** Explore the material **
#1 In the message about reading Excel sheets into R, answer each question briefly:
(a) How many sheets does the Excel file contain?
(b) About how many rows does the combined dataframe have?
(c) Which read_excel parameter did the writer set to a large number?
#2 List every R function named in the message about reading Excel sheets into R.

Segment Start: Document segment

Dear friend Duncan,
Thank you so much for your kind reply. Yes, that is exactly what is
happening, there are a lot of NA values at the start, so R assumes that the
field is of type boolean. The challenge that I am facing is that I want to
read into R an Excel file that has many sheets (46 in this case) but I
wanted to combine all 46 sheets into a single dataframe (since the columns
are exactly the same for all 46 sheets). The rio package does this nicely,
the problem is that, once I have the full dataframe (which amounts to
roughly 2.98 million rows total), I cannot change the data type from
boolean to numeric. I tried doing dataset$my_field as.numeric(dataset$my_field),
I also tried to do dataset <-
dataset[complete.cases(dataset), ], didn't work either.
The only thing that worked for me was to take a single sheed and through
the read_excel function use the guess_max parameter and set it to a
sufficiently large number (a number >= to the total amount of the full
merged dataset). I want to automate the merging of the N number of Excel
sheets so that I don't have to be manually doing it. Unless there is a way
to accomplish something similar to what rio's package function import_list
does, that is able to keep the field's numeric data type nature.

Segment End: Document segment
Segment Start: Supplied material

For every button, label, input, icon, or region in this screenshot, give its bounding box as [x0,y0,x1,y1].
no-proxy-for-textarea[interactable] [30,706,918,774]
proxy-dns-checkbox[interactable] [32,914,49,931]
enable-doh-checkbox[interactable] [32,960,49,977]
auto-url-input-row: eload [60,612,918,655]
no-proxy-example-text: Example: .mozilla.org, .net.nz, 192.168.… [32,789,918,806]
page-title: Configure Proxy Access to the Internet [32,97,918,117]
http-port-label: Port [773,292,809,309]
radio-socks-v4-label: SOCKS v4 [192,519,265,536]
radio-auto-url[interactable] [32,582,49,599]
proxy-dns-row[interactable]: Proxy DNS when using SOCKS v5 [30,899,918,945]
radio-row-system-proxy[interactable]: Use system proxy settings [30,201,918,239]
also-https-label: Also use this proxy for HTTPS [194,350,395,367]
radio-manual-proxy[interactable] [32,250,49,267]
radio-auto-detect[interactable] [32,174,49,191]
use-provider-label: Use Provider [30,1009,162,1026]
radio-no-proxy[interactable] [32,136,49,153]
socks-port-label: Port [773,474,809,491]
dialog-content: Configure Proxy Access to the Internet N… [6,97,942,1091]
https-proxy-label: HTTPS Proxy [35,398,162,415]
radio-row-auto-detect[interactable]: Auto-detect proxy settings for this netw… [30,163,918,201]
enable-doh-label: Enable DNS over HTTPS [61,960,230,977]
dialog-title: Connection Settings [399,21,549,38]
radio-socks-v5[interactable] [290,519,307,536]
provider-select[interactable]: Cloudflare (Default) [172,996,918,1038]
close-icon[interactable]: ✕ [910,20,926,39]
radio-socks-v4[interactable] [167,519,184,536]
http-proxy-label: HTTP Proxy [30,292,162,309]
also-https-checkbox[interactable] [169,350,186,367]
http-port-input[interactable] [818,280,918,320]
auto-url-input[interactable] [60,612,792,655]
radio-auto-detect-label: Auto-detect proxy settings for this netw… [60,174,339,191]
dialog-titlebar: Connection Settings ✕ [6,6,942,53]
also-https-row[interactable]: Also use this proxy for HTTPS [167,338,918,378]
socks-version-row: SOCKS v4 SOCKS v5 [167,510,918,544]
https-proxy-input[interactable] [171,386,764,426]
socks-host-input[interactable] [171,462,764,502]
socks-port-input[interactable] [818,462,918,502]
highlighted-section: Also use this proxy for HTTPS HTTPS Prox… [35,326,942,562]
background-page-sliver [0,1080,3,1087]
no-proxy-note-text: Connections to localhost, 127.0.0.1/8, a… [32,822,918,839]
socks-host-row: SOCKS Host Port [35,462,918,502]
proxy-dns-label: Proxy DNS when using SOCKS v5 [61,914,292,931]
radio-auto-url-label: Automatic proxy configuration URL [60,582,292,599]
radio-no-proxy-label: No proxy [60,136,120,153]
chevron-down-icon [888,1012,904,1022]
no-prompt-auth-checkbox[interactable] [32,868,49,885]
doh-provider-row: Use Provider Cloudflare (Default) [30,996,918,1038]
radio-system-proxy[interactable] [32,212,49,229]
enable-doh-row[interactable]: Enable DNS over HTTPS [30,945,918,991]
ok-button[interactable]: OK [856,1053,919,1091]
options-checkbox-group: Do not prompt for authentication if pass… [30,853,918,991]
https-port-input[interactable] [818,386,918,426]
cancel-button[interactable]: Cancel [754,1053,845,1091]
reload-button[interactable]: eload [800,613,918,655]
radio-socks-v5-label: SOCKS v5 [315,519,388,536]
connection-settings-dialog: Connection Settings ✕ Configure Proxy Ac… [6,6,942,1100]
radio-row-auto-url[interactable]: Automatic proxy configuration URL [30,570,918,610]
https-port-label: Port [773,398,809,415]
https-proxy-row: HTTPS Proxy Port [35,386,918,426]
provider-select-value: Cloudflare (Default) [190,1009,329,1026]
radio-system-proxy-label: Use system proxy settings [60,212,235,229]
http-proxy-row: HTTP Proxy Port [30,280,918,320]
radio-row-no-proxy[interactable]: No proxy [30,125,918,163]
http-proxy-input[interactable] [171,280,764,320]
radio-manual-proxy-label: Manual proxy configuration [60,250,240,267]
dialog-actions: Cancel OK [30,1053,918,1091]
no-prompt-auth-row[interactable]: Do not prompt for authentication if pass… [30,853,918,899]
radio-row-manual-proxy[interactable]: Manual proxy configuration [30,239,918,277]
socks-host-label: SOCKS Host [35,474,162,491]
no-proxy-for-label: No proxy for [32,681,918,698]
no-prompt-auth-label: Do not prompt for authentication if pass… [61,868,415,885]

Segment End: Supplied material

** Answers to this exercise **
#1
(a) 46
(b) Roughly 2.98 million
(c) guess_max

#2
as.numeric
complete.cases
read_excel
import_list